• **ENTRIES SUPPLIED**:
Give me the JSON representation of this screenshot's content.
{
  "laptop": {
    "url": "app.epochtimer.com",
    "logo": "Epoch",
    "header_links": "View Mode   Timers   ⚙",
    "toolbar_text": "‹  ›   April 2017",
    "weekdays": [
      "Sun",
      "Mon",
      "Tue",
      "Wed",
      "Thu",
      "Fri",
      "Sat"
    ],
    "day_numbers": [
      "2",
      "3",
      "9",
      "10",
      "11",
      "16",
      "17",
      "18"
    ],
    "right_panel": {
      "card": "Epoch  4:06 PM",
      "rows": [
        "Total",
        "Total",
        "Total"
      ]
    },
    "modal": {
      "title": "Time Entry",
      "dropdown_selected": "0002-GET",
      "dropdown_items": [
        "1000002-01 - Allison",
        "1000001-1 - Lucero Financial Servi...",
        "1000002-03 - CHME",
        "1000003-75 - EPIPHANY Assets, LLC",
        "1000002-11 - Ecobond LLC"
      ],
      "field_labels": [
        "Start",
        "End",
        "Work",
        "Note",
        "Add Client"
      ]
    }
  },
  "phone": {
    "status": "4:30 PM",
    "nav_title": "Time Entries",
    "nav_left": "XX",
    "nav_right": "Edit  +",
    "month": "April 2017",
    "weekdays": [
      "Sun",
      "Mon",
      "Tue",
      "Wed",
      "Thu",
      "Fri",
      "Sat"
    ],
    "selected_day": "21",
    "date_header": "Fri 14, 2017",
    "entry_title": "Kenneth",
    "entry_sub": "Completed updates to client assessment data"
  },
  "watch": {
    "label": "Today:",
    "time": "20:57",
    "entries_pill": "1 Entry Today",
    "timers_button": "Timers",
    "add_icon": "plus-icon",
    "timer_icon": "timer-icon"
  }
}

• **REQUIRED TASK**: Every line of the records that includes the word "Timers" should be gathered.

• **RESPONSE TO THE TASK**:
    "header_links": "View Mode   Timers   ⚙",
    "timers_button": "Timers",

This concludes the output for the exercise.